--- Begin THE DATA ---
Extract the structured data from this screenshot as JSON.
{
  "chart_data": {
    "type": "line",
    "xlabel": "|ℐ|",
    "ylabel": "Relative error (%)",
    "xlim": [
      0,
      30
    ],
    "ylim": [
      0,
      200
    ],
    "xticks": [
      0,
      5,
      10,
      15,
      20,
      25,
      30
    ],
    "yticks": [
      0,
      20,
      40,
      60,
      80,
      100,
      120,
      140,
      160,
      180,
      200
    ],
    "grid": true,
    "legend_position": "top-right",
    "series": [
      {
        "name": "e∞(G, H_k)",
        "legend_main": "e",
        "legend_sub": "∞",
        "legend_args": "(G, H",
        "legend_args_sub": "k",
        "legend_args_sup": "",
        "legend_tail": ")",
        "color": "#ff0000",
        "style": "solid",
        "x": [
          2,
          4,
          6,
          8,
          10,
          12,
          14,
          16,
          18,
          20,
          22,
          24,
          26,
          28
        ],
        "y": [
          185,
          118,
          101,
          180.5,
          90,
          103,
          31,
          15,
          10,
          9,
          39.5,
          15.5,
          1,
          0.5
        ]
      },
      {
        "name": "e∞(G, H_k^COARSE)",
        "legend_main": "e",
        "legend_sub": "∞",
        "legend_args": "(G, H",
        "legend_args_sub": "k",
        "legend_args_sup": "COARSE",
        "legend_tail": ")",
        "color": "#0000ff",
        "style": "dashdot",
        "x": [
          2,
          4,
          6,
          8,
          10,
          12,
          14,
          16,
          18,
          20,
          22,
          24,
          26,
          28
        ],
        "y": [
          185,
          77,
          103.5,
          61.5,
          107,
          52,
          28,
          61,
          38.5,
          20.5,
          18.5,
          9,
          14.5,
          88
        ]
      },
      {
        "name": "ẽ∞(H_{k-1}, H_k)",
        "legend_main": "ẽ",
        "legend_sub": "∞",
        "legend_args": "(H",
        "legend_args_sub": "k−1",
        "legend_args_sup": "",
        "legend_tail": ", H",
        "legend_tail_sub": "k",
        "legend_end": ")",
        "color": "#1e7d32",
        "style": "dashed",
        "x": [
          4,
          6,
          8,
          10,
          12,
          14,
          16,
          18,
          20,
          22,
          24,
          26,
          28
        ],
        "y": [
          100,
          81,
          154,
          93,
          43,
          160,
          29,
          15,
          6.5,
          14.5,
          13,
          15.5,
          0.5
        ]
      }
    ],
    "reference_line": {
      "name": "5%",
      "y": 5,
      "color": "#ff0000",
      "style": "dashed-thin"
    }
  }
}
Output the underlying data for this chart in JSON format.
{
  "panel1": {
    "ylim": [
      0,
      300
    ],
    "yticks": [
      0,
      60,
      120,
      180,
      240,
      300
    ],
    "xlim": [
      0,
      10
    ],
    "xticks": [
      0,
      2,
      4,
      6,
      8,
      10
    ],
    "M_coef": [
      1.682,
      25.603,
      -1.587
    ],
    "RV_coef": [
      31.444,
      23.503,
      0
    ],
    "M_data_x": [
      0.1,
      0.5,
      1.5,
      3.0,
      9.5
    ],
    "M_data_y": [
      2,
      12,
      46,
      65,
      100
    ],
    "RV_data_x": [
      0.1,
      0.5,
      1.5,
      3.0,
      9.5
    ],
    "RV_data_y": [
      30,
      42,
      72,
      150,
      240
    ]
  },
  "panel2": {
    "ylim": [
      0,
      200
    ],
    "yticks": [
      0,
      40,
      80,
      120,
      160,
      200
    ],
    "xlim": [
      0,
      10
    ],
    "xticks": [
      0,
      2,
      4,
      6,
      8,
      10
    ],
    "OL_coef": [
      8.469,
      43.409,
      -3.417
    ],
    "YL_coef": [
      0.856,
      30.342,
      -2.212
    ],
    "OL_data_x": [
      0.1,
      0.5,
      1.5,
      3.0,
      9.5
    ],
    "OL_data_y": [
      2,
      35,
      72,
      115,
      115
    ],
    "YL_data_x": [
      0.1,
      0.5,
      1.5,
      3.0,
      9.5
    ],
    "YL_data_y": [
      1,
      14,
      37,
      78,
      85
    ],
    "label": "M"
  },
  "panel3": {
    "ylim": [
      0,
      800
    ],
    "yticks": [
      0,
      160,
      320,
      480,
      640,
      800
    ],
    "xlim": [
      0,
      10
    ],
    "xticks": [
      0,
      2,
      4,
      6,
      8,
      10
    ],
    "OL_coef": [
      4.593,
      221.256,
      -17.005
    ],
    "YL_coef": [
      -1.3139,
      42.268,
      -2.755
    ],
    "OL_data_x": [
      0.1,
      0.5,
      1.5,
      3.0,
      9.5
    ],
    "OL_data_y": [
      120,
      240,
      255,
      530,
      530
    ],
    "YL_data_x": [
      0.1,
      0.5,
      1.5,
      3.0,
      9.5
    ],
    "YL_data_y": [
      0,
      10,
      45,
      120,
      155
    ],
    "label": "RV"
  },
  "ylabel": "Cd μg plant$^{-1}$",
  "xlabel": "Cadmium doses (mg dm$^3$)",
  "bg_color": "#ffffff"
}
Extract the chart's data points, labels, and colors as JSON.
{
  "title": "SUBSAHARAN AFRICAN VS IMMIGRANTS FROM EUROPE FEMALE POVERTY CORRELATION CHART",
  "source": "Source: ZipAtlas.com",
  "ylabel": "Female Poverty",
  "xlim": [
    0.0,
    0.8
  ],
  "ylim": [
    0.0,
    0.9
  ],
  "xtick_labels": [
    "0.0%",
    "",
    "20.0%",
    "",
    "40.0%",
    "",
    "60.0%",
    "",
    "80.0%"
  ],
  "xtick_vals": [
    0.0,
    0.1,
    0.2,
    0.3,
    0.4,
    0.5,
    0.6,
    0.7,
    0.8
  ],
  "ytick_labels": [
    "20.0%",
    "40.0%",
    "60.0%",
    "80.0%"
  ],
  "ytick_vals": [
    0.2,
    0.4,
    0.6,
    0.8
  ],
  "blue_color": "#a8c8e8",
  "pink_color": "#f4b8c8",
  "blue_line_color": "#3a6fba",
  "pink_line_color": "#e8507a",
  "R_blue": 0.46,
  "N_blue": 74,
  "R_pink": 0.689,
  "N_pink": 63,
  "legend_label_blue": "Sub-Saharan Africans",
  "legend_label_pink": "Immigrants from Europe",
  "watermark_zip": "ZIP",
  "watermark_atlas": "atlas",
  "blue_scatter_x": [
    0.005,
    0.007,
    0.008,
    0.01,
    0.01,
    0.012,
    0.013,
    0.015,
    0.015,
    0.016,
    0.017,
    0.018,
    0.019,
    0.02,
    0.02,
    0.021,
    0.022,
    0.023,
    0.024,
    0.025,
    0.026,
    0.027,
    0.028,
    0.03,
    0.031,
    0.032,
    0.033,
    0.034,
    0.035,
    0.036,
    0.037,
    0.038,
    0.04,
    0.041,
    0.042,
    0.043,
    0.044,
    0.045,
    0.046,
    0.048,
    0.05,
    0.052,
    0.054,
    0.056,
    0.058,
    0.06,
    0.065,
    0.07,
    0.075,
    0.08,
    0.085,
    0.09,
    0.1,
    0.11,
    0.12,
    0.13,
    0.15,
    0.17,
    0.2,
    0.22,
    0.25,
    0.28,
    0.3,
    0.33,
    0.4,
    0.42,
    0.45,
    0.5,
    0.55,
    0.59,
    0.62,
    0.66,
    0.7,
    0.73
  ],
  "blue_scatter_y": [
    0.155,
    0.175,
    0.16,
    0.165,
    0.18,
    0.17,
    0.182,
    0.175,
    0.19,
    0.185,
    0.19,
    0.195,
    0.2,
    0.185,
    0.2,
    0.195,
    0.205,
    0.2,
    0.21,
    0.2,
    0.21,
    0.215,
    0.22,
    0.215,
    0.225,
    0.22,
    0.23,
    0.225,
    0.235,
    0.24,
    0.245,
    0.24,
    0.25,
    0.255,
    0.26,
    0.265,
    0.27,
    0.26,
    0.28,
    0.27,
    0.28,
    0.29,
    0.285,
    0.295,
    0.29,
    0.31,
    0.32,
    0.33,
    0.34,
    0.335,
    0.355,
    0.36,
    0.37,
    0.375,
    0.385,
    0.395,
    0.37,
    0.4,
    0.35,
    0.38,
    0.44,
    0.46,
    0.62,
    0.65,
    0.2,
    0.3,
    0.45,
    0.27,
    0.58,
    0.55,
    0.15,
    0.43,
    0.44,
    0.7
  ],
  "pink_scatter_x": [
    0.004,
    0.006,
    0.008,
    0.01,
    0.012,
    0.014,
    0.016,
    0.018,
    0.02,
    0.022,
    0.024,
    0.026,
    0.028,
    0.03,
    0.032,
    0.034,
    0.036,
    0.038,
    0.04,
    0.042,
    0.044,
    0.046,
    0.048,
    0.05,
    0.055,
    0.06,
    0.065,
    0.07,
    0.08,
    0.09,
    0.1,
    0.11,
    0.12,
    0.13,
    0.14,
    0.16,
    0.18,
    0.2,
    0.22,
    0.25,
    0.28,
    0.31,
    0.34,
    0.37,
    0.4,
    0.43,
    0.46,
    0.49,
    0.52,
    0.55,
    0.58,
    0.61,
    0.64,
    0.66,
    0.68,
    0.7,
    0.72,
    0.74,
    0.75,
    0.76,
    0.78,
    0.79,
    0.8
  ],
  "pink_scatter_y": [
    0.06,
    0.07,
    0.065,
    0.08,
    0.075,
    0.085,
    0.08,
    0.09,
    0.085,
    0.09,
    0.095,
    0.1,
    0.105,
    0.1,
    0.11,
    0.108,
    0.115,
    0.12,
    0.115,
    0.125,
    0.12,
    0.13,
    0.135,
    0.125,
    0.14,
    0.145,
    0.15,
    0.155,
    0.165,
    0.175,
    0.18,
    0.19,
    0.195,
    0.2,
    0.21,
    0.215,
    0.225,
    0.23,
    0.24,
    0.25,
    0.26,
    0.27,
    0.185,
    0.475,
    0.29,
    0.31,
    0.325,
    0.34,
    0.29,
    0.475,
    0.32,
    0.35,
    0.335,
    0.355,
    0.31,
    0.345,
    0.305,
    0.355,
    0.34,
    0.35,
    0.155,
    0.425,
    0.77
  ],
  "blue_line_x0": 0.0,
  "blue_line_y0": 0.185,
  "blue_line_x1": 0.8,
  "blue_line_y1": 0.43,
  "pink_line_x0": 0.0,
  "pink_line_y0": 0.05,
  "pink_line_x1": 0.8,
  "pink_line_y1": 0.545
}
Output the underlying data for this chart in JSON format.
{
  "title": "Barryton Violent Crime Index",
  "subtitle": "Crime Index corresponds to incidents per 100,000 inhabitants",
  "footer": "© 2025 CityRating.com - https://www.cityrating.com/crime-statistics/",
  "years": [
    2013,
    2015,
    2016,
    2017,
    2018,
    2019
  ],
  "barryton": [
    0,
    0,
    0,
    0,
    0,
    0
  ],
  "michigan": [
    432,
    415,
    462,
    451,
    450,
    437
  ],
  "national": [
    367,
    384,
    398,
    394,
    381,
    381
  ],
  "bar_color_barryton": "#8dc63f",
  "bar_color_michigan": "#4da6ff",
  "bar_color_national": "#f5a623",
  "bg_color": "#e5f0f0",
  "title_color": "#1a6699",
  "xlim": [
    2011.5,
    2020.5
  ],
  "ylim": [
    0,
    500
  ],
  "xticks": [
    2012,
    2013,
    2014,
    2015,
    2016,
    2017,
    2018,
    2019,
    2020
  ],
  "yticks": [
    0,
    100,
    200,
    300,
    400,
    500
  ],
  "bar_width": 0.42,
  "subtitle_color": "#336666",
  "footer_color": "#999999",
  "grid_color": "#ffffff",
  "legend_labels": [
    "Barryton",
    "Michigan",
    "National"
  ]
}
--- End THE DATA ---
## OBJECTIVE
Every line holding "JSON" should be copied out.

## SOLVED EXERCISE
Extract the structured data from this screenshot as JSON.
Output the underlying data for this chart in JSON format.
Extract the chart's data points, labels, and colors as JSON.
Output the underlying data for this chart in JSON format.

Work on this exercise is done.